Scan the records below for lines with the word "JSON", then state how many you find and nothing else.
Start of SUPPLIED ENTRIES
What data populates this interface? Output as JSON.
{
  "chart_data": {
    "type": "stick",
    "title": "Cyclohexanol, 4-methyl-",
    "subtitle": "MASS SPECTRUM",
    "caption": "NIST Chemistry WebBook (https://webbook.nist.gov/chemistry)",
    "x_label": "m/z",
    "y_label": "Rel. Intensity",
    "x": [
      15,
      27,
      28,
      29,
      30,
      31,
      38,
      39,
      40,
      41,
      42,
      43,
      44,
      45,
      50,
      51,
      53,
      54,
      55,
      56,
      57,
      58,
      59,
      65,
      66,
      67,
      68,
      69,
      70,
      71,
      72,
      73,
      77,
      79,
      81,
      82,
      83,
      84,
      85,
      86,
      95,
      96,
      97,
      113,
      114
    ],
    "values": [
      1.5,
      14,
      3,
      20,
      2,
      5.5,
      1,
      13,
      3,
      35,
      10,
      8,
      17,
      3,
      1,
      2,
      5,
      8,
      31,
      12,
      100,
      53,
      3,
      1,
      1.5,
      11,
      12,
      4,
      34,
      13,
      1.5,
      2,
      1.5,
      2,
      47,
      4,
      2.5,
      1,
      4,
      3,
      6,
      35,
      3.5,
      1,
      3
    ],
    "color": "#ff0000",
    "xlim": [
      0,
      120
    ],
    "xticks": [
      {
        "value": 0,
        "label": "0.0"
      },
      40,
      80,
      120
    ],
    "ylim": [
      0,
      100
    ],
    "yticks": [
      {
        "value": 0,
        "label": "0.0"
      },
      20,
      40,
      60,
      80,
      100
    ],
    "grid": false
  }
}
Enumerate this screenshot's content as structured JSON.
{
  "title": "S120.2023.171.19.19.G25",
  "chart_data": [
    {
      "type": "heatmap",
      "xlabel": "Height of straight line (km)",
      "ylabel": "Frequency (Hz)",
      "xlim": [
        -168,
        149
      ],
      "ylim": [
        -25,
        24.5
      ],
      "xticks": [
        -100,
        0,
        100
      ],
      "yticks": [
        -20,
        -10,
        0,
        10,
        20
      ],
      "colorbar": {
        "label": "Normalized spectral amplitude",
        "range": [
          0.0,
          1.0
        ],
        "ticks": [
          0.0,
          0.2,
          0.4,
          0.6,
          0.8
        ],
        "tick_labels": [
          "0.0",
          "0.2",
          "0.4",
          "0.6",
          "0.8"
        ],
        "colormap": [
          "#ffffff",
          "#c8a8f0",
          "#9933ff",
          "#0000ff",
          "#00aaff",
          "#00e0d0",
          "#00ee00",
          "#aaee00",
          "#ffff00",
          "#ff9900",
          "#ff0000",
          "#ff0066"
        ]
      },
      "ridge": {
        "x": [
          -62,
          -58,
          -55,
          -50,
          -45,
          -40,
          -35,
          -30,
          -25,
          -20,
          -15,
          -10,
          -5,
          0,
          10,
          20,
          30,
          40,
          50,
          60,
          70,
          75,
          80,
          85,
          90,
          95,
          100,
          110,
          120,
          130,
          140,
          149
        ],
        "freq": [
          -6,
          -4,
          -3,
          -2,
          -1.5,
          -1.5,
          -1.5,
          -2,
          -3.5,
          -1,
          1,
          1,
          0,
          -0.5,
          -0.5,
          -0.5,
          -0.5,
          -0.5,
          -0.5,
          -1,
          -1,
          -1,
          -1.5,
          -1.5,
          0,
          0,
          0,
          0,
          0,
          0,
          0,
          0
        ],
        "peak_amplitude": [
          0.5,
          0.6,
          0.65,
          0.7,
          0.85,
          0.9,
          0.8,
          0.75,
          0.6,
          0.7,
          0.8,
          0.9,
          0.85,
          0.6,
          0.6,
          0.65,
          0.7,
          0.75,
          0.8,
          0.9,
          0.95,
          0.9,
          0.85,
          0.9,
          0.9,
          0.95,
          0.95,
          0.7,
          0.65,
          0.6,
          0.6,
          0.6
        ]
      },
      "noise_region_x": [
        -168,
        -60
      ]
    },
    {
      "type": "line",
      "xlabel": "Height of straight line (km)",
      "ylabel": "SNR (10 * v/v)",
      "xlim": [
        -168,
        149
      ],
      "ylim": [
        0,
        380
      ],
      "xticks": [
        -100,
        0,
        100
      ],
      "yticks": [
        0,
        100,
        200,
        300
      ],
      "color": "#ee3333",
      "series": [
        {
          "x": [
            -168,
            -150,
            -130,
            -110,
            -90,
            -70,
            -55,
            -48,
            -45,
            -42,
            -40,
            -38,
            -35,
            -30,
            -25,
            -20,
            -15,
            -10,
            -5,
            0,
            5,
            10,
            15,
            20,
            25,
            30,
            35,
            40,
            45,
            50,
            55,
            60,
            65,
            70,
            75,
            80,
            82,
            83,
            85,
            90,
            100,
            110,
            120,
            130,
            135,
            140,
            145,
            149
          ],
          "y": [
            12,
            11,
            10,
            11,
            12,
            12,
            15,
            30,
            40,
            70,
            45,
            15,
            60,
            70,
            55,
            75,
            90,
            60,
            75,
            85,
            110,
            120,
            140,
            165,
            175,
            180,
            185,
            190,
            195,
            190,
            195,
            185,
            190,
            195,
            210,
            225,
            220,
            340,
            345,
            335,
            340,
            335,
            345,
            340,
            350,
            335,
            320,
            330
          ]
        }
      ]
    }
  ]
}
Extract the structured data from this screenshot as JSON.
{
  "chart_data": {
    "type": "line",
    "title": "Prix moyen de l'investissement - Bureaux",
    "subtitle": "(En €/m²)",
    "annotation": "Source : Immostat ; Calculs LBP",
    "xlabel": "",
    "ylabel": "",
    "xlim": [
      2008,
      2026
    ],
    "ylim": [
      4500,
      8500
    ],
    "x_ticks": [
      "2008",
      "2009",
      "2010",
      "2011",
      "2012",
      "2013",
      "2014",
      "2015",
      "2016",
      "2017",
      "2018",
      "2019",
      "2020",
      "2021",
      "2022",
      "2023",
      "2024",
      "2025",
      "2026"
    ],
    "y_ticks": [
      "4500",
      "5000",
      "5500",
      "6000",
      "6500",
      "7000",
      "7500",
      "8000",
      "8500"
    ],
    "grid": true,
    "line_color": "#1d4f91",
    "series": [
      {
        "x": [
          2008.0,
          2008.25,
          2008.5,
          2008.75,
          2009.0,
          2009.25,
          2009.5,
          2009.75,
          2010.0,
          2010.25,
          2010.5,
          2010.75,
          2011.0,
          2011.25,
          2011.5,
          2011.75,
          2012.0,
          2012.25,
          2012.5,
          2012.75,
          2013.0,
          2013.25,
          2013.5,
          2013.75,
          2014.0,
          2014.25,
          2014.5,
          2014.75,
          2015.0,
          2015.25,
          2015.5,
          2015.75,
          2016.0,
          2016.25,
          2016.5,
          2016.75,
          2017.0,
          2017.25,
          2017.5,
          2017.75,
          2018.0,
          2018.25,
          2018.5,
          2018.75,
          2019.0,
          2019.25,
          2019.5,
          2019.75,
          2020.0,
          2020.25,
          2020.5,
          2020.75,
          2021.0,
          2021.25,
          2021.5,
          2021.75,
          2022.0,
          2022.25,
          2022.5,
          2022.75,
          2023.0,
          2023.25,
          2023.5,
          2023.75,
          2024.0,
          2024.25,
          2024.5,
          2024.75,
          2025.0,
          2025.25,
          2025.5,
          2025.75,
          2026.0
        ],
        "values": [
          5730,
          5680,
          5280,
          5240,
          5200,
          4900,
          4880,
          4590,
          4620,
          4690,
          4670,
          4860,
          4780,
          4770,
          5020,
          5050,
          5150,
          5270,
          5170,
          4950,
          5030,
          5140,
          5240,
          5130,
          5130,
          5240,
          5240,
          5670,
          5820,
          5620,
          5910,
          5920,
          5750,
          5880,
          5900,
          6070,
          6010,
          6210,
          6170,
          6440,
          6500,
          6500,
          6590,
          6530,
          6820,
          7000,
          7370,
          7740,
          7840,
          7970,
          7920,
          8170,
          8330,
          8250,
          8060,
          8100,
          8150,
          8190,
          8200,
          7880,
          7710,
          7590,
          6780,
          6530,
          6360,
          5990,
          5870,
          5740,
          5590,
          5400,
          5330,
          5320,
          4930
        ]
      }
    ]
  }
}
End of SUPPLIED ENTRIES
RESPONSE TO THIS EXERCISE: 3